[Task details] Only the lines from the one holding "Read all visible content and emit it as JSON." to the end of the data should be echoed, exactly as they appear, minus the pictures.

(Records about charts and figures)
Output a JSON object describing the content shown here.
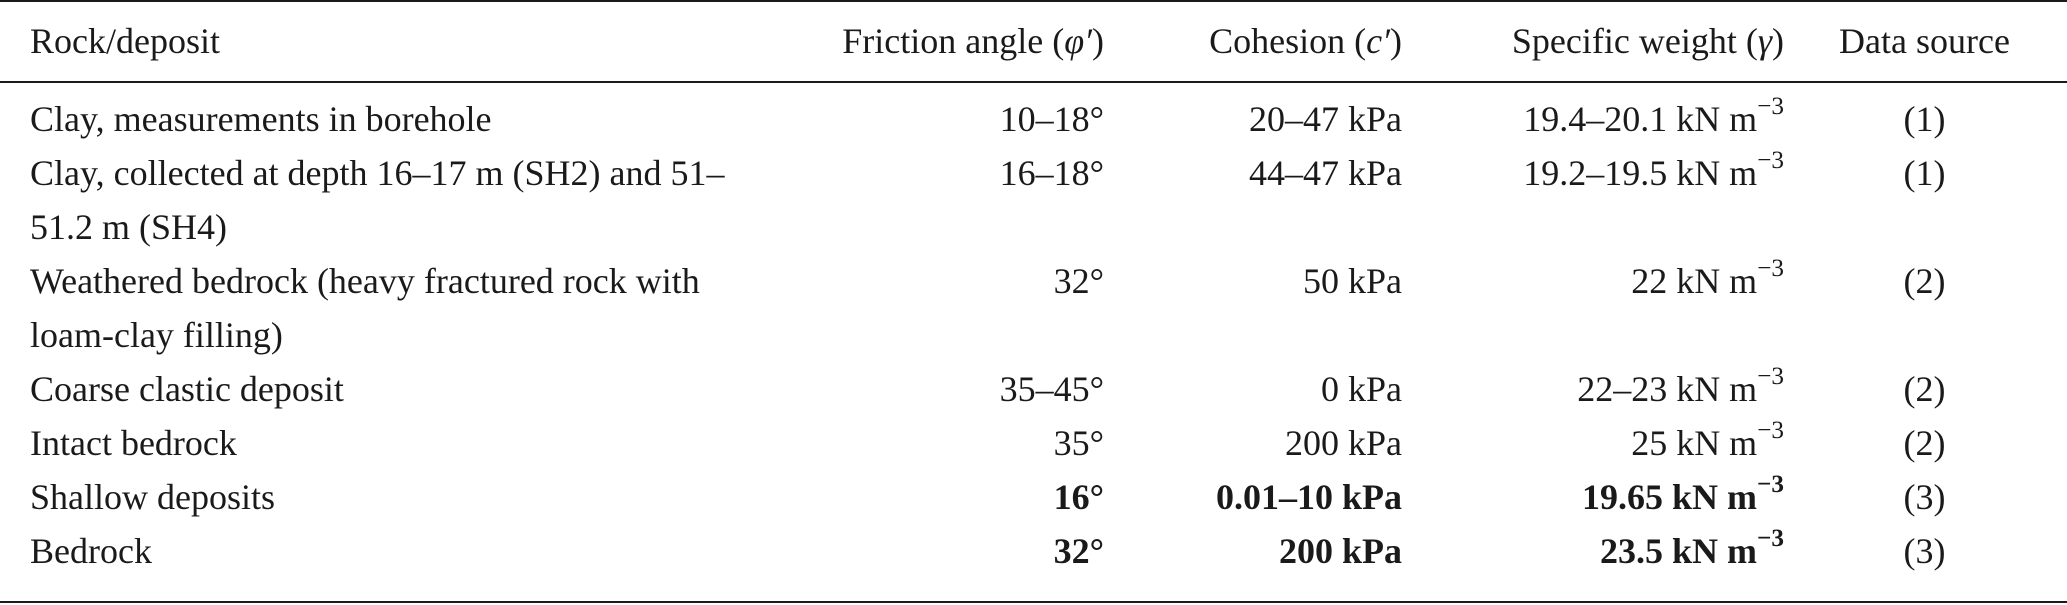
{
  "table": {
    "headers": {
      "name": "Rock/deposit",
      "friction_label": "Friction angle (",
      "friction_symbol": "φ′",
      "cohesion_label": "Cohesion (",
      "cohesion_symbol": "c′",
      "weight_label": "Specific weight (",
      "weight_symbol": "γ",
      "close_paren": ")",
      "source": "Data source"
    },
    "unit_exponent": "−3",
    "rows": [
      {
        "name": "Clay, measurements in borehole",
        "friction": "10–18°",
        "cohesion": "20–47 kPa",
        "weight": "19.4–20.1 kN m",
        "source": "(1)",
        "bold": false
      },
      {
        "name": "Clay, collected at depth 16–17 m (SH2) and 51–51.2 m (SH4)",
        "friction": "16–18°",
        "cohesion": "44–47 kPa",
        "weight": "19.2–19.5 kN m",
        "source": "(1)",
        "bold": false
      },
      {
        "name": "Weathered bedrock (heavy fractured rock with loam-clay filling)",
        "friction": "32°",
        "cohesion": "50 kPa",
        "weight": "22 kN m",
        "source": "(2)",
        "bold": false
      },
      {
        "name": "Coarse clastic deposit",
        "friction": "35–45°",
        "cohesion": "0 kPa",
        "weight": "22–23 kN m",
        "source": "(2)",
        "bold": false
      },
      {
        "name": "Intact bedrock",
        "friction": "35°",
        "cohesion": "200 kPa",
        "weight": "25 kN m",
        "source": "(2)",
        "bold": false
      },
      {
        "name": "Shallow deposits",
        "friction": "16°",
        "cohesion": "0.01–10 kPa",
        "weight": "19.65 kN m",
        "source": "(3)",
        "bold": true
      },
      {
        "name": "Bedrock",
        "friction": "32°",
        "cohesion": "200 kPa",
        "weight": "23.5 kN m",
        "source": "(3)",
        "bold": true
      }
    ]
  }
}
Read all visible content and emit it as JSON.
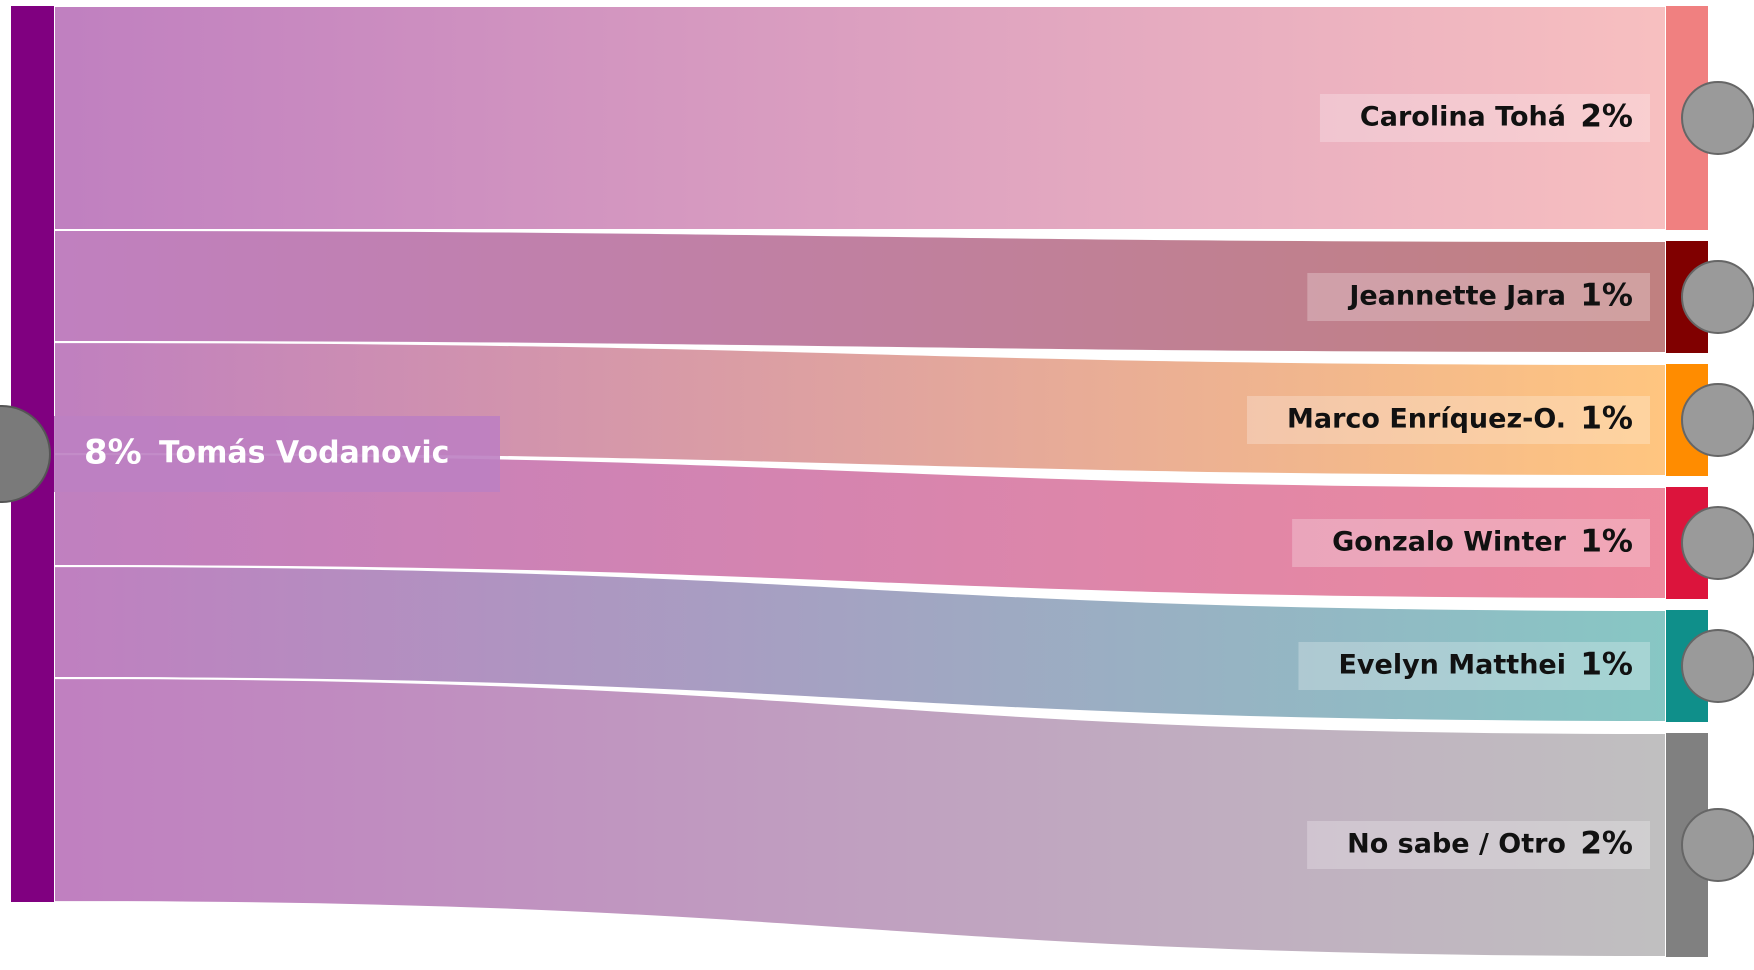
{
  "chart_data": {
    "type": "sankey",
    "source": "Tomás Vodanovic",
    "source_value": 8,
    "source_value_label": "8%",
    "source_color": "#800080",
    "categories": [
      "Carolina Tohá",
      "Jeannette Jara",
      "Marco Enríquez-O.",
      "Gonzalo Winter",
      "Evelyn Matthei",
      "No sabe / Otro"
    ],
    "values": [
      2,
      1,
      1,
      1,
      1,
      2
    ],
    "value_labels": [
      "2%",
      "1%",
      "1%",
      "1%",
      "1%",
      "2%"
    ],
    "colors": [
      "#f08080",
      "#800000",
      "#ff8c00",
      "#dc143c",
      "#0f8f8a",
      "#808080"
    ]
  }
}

[Answer below]
Read all visible content and emit it as JSON.
{
  "chart_data": {
    "type": "sankey",
    "source": "Tomás Vodanovic",
    "source_value": 8,
    "source_value_label": "8%",
    "source_color": "#800080",
    "categories": [
      "Carolina Tohá",
      "Jeannette Jara",
      "Marco Enríquez-O.",
      "Gonzalo Winter",
      "Evelyn Matthei",
      "No sabe / Otro"
    ],
    "values": [
      2,
      1,
      1,
      1,
      1,
      2
    ],
    "value_labels": [
      "2%",
      "1%",
      "1%",
      "1%",
      "1%",
      "2%"
    ],
    "colors": [
      "#f08080",
      "#800000",
      "#ff8c00",
      "#dc143c",
      "#0f8f8a",
      "#808080"
    ]
  }
}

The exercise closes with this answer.